• Given data:
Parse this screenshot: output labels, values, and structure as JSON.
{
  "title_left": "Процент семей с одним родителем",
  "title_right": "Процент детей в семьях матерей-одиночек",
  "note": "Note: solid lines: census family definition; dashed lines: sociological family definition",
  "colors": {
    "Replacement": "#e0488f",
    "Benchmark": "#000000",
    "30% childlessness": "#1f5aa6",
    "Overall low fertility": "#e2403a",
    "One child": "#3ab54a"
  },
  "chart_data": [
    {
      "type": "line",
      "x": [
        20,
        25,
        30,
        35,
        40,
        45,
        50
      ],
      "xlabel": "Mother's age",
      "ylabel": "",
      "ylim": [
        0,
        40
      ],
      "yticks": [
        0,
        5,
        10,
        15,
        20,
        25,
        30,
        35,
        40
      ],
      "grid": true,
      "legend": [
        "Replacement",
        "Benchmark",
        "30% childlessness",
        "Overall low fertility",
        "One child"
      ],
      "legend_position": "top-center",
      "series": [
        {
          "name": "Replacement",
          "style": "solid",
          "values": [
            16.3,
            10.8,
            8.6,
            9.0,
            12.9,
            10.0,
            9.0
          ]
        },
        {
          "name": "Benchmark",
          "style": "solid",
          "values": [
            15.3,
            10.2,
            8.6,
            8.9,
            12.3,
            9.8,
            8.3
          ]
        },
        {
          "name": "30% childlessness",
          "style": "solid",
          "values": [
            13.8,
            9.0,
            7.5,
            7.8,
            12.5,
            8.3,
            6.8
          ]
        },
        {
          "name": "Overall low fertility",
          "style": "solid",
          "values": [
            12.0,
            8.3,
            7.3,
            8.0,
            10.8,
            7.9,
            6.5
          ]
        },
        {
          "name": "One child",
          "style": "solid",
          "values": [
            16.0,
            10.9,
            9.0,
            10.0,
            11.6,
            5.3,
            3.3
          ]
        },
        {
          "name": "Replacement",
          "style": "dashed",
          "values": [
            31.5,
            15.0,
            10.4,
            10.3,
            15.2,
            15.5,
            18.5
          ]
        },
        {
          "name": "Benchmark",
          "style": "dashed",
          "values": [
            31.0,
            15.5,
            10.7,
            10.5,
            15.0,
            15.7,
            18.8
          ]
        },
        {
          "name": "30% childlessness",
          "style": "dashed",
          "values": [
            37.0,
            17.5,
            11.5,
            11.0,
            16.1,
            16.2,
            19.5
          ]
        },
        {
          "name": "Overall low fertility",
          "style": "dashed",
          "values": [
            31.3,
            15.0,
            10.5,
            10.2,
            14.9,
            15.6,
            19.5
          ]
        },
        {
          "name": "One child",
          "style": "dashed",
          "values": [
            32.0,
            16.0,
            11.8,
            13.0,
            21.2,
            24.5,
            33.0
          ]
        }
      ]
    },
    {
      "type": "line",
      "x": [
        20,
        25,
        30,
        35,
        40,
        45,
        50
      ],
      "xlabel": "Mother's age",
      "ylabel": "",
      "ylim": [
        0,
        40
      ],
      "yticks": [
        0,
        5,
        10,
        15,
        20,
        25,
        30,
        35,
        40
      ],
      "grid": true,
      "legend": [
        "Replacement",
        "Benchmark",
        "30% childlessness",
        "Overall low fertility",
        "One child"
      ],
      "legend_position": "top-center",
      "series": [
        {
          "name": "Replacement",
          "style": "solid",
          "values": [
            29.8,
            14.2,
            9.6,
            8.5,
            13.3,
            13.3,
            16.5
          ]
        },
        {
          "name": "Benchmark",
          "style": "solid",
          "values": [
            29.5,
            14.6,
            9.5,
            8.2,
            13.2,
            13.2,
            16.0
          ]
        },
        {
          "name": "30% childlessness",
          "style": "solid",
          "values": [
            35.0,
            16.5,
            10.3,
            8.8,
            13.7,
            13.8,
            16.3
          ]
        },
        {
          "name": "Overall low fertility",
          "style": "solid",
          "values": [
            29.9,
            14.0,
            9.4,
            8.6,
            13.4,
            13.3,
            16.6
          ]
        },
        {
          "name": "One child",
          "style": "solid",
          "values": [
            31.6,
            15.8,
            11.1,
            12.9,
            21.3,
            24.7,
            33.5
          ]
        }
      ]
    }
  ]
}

• Written request: Restate each of the entries above verbatim.

• Answer to the problem:
Parse this screenshot: output labels, values, and structure as JSON.
{
  "title_left": "Процент семей с одним родителем",
  "title_right": "Процент детей в семьях матерей-одиночек",
  "note": "Note: solid lines: census family definition; dashed lines: sociological family definition",
  "colors": {
    "Replacement": "#e0488f",
    "Benchmark": "#000000",
    "30% childlessness": "#1f5aa6",
    "Overall low fertility": "#e2403a",
    "One child": "#3ab54a"
  },
  "chart_data": [
    {
      "type": "line",
      "x": [
        20,
        25,
        30,
        35,
        40,
        45,
        50
      ],
      "xlabel": "Mother's age",
      "ylabel": "",
      "ylim": [
        0,
        40
      ],
      "yticks": [
        0,
        5,
        10,
        15,
        20,
        25,
        30,
        35,
        40
      ],
      "grid": true,
      "legend": [
        "Replacement",
        "Benchmark",
        "30% childlessness",
        "Overall low fertility",
        "One child"
      ],
      "legend_position": "top-center",
      "series": [
        {
          "name": "Replacement",
          "style": "solid",
          "values": [
            16.3,
            10.8,
            8.6,
            9.0,
            12.9,
            10.0,
            9.0
          ]
        },
        {
          "name": "Benchmark",
          "style": "solid",
          "values": [
            15.3,
            10.2,
            8.6,
            8.9,
            12.3,
            9.8,
            8.3
          ]
        },
        {
          "name": "30% childlessness",
          "style": "solid",
          "values": [
            13.8,
            9.0,
            7.5,
            7.8,
            12.5,
            8.3,
            6.8
          ]
        },
        {
          "name": "Overall low fertility",
          "style": "solid",
          "values": [
            12.0,
            8.3,
            7.3,
            8.0,
            10.8,
            7.9,
            6.5
          ]
        },
        {
          "name": "One child",
          "style": "solid",
          "values": [
            16.0,
            10.9,
            9.0,
            10.0,
            11.6,
            5.3,
            3.3
          ]
        },
        {
          "name": "Replacement",
          "style": "dashed",
          "values": [
            31.5,
            15.0,
            10.4,
            10.3,
            15.2,
            15.5,
            18.5
          ]
        },
        {
          "name": "Benchmark",
          "style": "dashed",
          "values": [
            31.0,
            15.5,
            10.7,
            10.5,
            15.0,
            15.7,
            18.8
          ]
        },
        {
          "name": "30% childlessness",
          "style": "dashed",
          "values": [
            37.0,
            17.5,
            11.5,
            11.0,
            16.1,
            16.2,
            19.5
          ]
        },
        {
          "name": "Overall low fertility",
          "style": "dashed",
          "values": [
            31.3,
            15.0,
            10.5,
            10.2,
            14.9,
            15.6,
            19.5
          ]
        },
        {
          "name": "One child",
          "style": "dashed",
          "values": [
            32.0,
            16.0,
            11.8,
            13.0,
            21.2,
            24.5,
            33.0
          ]
        }
      ]
    },
    {
      "type": "line",
      "x": [
        20,
        25,
        30,
        35,
        40,
        45,
        50
      ],
      "xlabel": "Mother's age",
      "ylabel": "",
      "ylim": [
        0,
        40
      ],
      "yticks": [
        0,
        5,
        10,
        15,
        20,
        25,
        30,
        35,
        40
      ],
      "grid": true,
      "legend": [
        "Replacement",
        "Benchmark",
        "30% childlessness",
        "Overall low fertility",
        "One child"
      ],
      "legend_position": "top-center",
      "series": [
        {
          "name": "Replacement",
          "style": "solid",
          "values": [
            29.8,
            14.2,
            9.6,
            8.5,
            13.3,
            13.3,
            16.5
          ]
        },
        {
          "name": "Benchmark",
          "style": "solid",
          "values": [
            29.5,
            14.6,
            9.5,
            8.2,
            13.2,
            13.2,
            16.0
          ]
        },
        {
          "name": "30% childlessness",
          "style": "solid",
          "values": [
            35.0,
            16.5,
            10.3,
            8.8,
            13.7,
            13.8,
            16.3
          ]
        },
        {
          "name": "Overall low fertility",
          "style": "solid",
          "values": [
            29.9,
            14.0,
            9.4,
            8.6,
            13.4,
            13.3,
            16.6
          ]
        },
        {
          "name": "One child",
          "style": "solid",
          "values": [
            31.6,
            15.8,
            11.1,
            12.9,
            21.3,
            24.7,
            33.5
          ]
        }
      ]
    }
  ]
}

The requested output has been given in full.